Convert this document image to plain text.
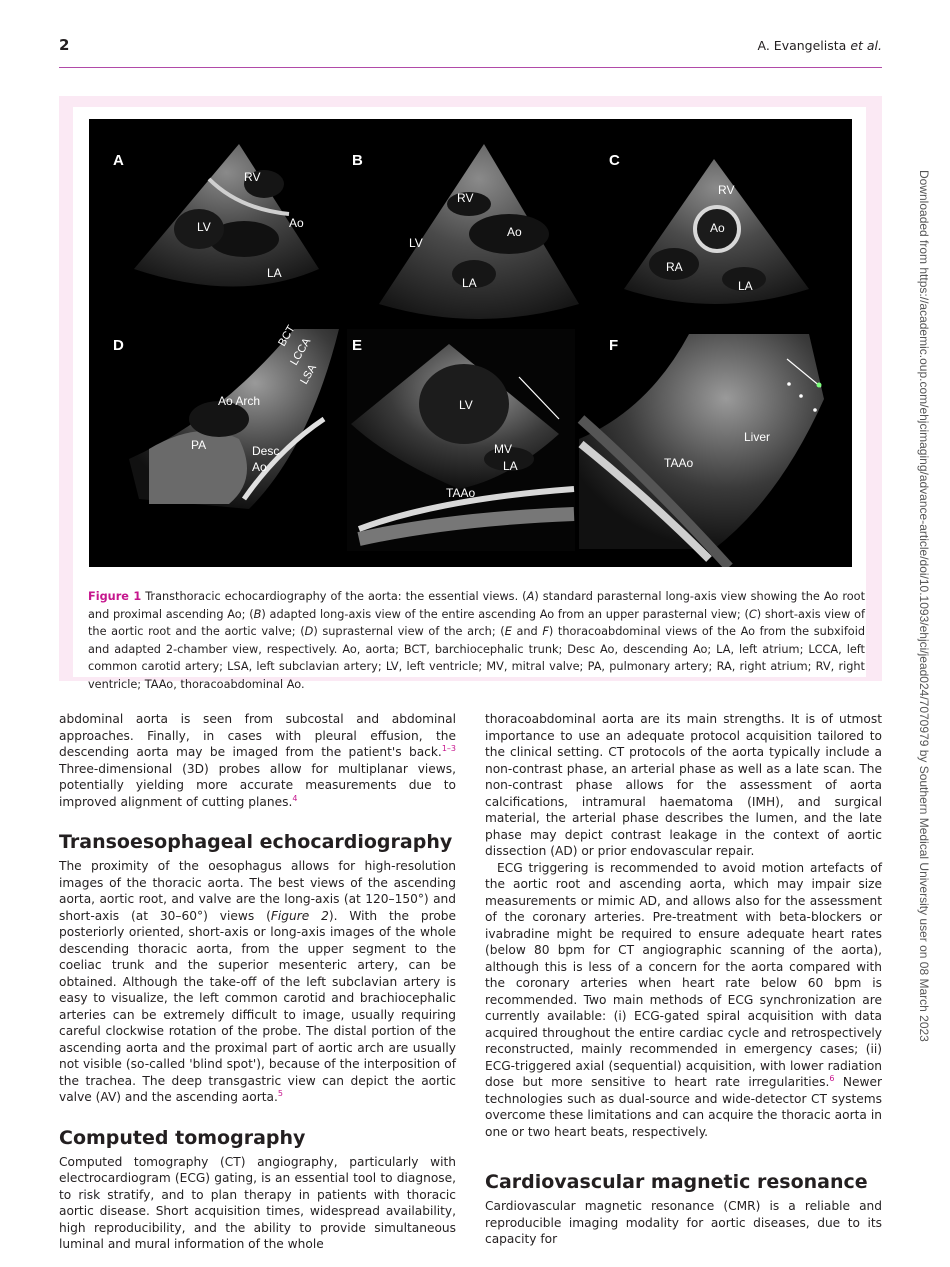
2	A. Evangelista et al.
A
RV
LV	Ao
LA
B
RV
Ao
LV
LA
C
RV
Ao
RA
LA
D	BCT
LCCA
LSA
Ao Arch
PA	Desc
Ao
E
LV
MV
LA
TAAo
F
Liver
TAAo
Figure 1 Transthoracic echocardiography of the aorta: the essential views. (A) standard parasternal long-axis view showing the Ao root and proximal ascending Ao; (B) adapted long-axis view of the entire ascending Ao from an upper parasternal view; (C) short-axis view of the aortic root and the aortic valve; (D) suprasternal view of the arch; (E and F) thoracoabdominal views of the Ao from the subxifoid and adapted 2-chamber view, respectively. Ao, aorta; BCT, barchiocephalic trunk; Desc Ao, descending Ao; LA, left atrium; LCCA, left common carotid artery; LSA, left subclavian artery; LV, left ventricle; MV, mitral valve; PA, pulmonary artery; RA, right atrium; RV, right ventricle; TAAo, thoracoabdominal Ao.

abdominal aorta is seen from subcostal and abdominal approaches. Finally, in cases with pleural effusion, the descending aorta may be imaged from the patient's back.$^{1-3}$ Three-dimensional (3D) probes allow for multiplanar views, potentially yielding more accurate measurements due to improved alignment of cutting planes.$^4$

Transoesophageal echocardiography

The proximity of the oesophagus allows for high-resolution images of the thoracic aorta. The best views of the ascending aorta, aortic root, and valve are the long-axis (at 120–150°) and short-axis (at 30–60°) views (Figure 2). With the probe posteriorly oriented, short-axis or long-axis images of the whole descending thoracic aorta, from the upper segment to the coeliac trunk and the superior mesenteric artery, can be obtained. Although the take-off of the left subclavian artery is easy to visualize, the left common carotid and brachiocephalic arteries can be extremely difficult to image, usually requiring careful clockwise rotation of the probe. The distal portion of the ascending aorta and the proximal part of aortic arch are usually not visible (so-called 'blind spot'), because of the interposition of the trachea. The deep transgastric view can depict the aortic valve (AV) and the ascending aorta.$^5$

Computed tomography

Computed tomography (CT) angiography, particularly with electrocardiogram (ECG) gating, is an essential tool to diagnose, to risk stratify, and to plan therapy in patients with thoracic aortic disease. Short acquisition times, widespread availability, high reproducibility, and the ability to provide simultaneous luminal and mural information of the whole

thoracoabdominal aorta are its main strengths. It is of utmost importance to use an adequate protocol acquisition tailored to the clinical setting. CT protocols of the aorta typically include a non-contrast phase, an arterial phase as well as a late scan. The non-contrast phase allows for the assessment of aorta calcifications, intramural haematoma (IMH), and surgical material, the arterial phase describes the lumen, and the late phase may depict contrast leakage in the context of aortic dissection (AD) or prior endovascular repair.

ECG triggering is recommended to avoid motion artefacts of the aortic root and ascending aorta, which may impair size measurements or mimic AD, and allows also for the assessment of the coronary arteries. Pre-treatment with beta-blockers or ivabradine might be required to ensure adequate heart rates (below 80 bpm for CT angiographic scanning of the aorta), although this is less of a concern for the aorta compared with the coronary arteries when heart rate below 60 bpm is recommended. Two main methods of ECG synchronization are currently available: (i) ECG-gated spiral acquisition with data acquired throughout the entire cardiac cycle and retrospectively reconstructed, mainly recommended in emergency cases; (ii) ECG-triggered axial (sequential) acquisition, with lower radiation dose but more sensitive to heart rate irregularities.$^6$ Newer technologies such as dual-source and wide-detector CT systems overcome these limitations and can acquire the thoracic aorta in one or two heart beats, respectively.

Cardiovascular magnetic resonance

Cardiovascular magnetic resonance (CMR) is a reliable and reproducible imaging modality for aortic diseases, due to its capacity for

Downloaded from https://academic.oup.com/ehjcimaging/advance-article/doi/10.1093/ehjci/jead024/7070979 by Southern Medical University user on 08 March 2023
________________________
[TASK BRIEF] Restate the data above word for word, so that the only difference is the missing pictures.

[RESULT]
Convert this document image to plain text.
2	A. Evangelista et al.
A
RV
LV	Ao
LA
B
RV
Ao
LV
LA
C
RV
Ao
RA
LA
D	BCT
LCCA
LSA
Ao Arch
PA	Desc
Ao
E
LV
MV
LA
TAAo
F
Liver
TAAo
Figure 1 Transthoracic echocardiography of the aorta: the essential views. (A) standard parasternal long-axis view showing the Ao root and proximal ascending Ao; (B) adapted long-axis view of the entire ascending Ao from an upper parasternal view; (C) short-axis view of the aortic root and the aortic valve; (D) suprasternal view of the arch; (E and F) thoracoabdominal views of the Ao from the subxifoid and adapted 2-chamber view, respectively. Ao, aorta; BCT, barchiocephalic trunk; Desc Ao, descending Ao; LA, left atrium; LCCA, left common carotid artery; LSA, left subclavian artery; LV, left ventricle; MV, mitral valve; PA, pulmonary artery; RA, right atrium; RV, right ventricle; TAAo, thoracoabdominal Ao.

abdominal aorta is seen from subcostal and abdominal approaches. Finally, in cases with pleural effusion, the descending aorta may be imaged from the patient's back.$^{1-3}$ Three-dimensional (3D) probes allow for multiplanar views, potentially yielding more accurate measurements due to improved alignment of cutting planes.$^4$

Transoesophageal echocardiography

The proximity of the oesophagus allows for high-resolution images of the thoracic aorta. The best views of the ascending aorta, aortic root, and valve are the long-axis (at 120–150°) and short-axis (at 30–60°) views (Figure 2). With the probe posteriorly oriented, short-axis or long-axis images of the whole descending thoracic aorta, from the upper segment to the coeliac trunk and the superior mesenteric artery, can be obtained. Although the take-off of the left subclavian artery is easy to visualize, the left common carotid and brachiocephalic arteries can be extremely difficult to image, usually requiring careful clockwise rotation of the probe. The distal portion of the ascending aorta and the proximal part of aortic arch are usually not visible (so-called 'blind spot'), because of the interposition of the trachea. The deep transgastric view can depict the aortic valve (AV) and the ascending aorta.$^5$

Computed tomography

Computed tomography (CT) angiography, particularly with electrocardiogram (ECG) gating, is an essential tool to diagnose, to risk stratify, and to plan therapy in patients with thoracic aortic disease. Short acquisition times, widespread availability, high reproducibility, and the ability to provide simultaneous luminal and mural information of the whole

thoracoabdominal aorta are its main strengths. It is of utmost importance to use an adequate protocol acquisition tailored to the clinical setting. CT protocols of the aorta typically include a non-contrast phase, an arterial phase as well as a late scan. The non-contrast phase allows for the assessment of aorta calcifications, intramural haematoma (IMH), and surgical material, the arterial phase describes the lumen, and the late phase may depict contrast leakage in the context of aortic dissection (AD) or prior endovascular repair.

ECG triggering is recommended to avoid motion artefacts of the aortic root and ascending aorta, which may impair size measurements or mimic AD, and allows also for the assessment of the coronary arteries. Pre-treatment with beta-blockers or ivabradine might be required to ensure adequate heart rates (below 80 bpm for CT angiographic scanning of the aorta), although this is less of a concern for the aorta compared with the coronary arteries when heart rate below 60 bpm is recommended. Two main methods of ECG synchronization are currently available: (i) ECG-gated spiral acquisition with data acquired throughout the entire cardiac cycle and retrospectively reconstructed, mainly recommended in emergency cases; (ii) ECG-triggered axial (sequential) acquisition, with lower radiation dose but more sensitive to heart rate irregularities.$^6$ Newer technologies such as dual-source and wide-detector CT systems overcome these limitations and can acquire the thoracic aorta in one or two heart beats, respectively.

Cardiovascular magnetic resonance

Cardiovascular magnetic resonance (CMR) is a reliable and reproducible imaging modality for aortic diseases, due to its capacity for

Downloaded from https://academic.oup.com/ehjcimaging/advance-article/doi/10.1093/ehjci/jead024/7070979 by Southern Medical University user on 08 March 2023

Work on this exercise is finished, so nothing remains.